» **Rows**:

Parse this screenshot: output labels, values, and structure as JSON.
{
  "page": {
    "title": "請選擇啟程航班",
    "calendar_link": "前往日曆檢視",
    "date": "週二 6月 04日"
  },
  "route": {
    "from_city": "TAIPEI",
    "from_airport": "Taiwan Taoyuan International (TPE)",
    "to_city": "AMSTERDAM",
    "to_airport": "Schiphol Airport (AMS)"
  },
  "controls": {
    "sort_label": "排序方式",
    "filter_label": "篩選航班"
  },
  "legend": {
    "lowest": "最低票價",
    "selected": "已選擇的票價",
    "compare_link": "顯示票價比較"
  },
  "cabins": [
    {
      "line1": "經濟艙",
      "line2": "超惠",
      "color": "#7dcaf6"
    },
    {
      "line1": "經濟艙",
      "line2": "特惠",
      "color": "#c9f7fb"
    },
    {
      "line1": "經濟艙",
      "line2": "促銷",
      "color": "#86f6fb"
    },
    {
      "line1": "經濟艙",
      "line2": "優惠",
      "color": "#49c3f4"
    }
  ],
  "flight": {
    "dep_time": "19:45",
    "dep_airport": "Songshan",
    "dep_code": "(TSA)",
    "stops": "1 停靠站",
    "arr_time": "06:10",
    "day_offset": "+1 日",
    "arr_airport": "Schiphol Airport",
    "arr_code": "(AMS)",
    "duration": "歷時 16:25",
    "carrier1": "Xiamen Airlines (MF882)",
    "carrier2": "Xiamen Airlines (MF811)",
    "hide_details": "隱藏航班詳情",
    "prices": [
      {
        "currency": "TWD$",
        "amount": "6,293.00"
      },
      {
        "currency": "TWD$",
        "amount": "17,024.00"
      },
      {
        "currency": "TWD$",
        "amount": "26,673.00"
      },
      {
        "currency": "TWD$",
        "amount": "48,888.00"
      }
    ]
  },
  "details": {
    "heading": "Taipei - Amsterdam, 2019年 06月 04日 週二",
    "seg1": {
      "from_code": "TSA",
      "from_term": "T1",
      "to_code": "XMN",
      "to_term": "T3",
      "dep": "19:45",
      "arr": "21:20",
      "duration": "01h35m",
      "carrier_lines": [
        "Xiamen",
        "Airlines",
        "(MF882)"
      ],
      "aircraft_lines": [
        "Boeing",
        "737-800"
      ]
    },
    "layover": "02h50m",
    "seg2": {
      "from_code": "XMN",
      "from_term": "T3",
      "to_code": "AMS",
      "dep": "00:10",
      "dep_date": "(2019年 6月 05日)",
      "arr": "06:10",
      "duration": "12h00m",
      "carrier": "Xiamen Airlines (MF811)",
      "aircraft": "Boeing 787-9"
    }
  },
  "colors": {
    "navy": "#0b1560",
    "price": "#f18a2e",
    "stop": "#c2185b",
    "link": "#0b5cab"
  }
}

» **Task brief**: Please reproduce each line exactly as written.

» **Written reply**:
Parse this screenshot: output labels, values, and structure as JSON.
{
  "page": {
    "title": "請選擇啟程航班",
    "calendar_link": "前往日曆檢視",
    "date": "週二 6月 04日"
  },
  "route": {
    "from_city": "TAIPEI",
    "from_airport": "Taiwan Taoyuan International (TPE)",
    "to_city": "AMSTERDAM",
    "to_airport": "Schiphol Airport (AMS)"
  },
  "controls": {
    "sort_label": "排序方式",
    "filter_label": "篩選航班"
  },
  "legend": {
    "lowest": "最低票價",
    "selected": "已選擇的票價",
    "compare_link": "顯示票價比較"
  },
  "cabins": [
    {
      "line1": "經濟艙",
      "line2": "超惠",
      "color": "#7dcaf6"
    },
    {
      "line1": "經濟艙",
      "line2": "特惠",
      "color": "#c9f7fb"
    },
    {
      "line1": "經濟艙",
      "line2": "促銷",
      "color": "#86f6fb"
    },
    {
      "line1": "經濟艙",
      "line2": "優惠",
      "color": "#49c3f4"
    }
  ],
  "flight": {
    "dep_time": "19:45",
    "dep_airport": "Songshan",
    "dep_code": "(TSA)",
    "stops": "1 停靠站",
    "arr_time": "06:10",
    "day_offset": "+1 日",
    "arr_airport": "Schiphol Airport",
    "arr_code": "(AMS)",
    "duration": "歷時 16:25",
    "carrier1": "Xiamen Airlines (MF882)",
    "carrier2": "Xiamen Airlines (MF811)",
    "hide_details": "隱藏航班詳情",
    "prices": [
      {
        "currency": "TWD$",
        "amount": "6,293.00"
      },
      {
        "currency": "TWD$",
        "amount": "17,024.00"
      },
      {
        "currency": "TWD$",
        "amount": "26,673.00"
      },
      {
        "currency": "TWD$",
        "amount": "48,888.00"
      }
    ]
  },
  "details": {
    "heading": "Taipei - Amsterdam, 2019年 06月 04日 週二",
    "seg1": {
      "from_code": "TSA",
      "from_term": "T1",
      "to_code": "XMN",
      "to_term": "T3",
      "dep": "19:45",
      "arr": "21:20",
      "duration": "01h35m",
      "carrier_lines": [
        "Xiamen",
        "Airlines",
        "(MF882)"
      ],
      "aircraft_lines": [
        "Boeing",
        "737-800"
      ]
    },
    "layover": "02h50m",
    "seg2": {
      "from_code": "XMN",
      "from_term": "T3",
      "to_code": "AMS",
      "dep": "00:10",
      "dep_date": "(2019年 6月 05日)",
      "arr": "06:10",
      "duration": "12h00m",
      "carrier": "Xiamen Airlines (MF811)",
      "aircraft": "Boeing 787-9"
    }
  },
  "colors": {
    "navy": "#0b1560",
    "price": "#f18a2e",
    "stop": "#c2185b",
    "link": "#0b5cab"
  }
}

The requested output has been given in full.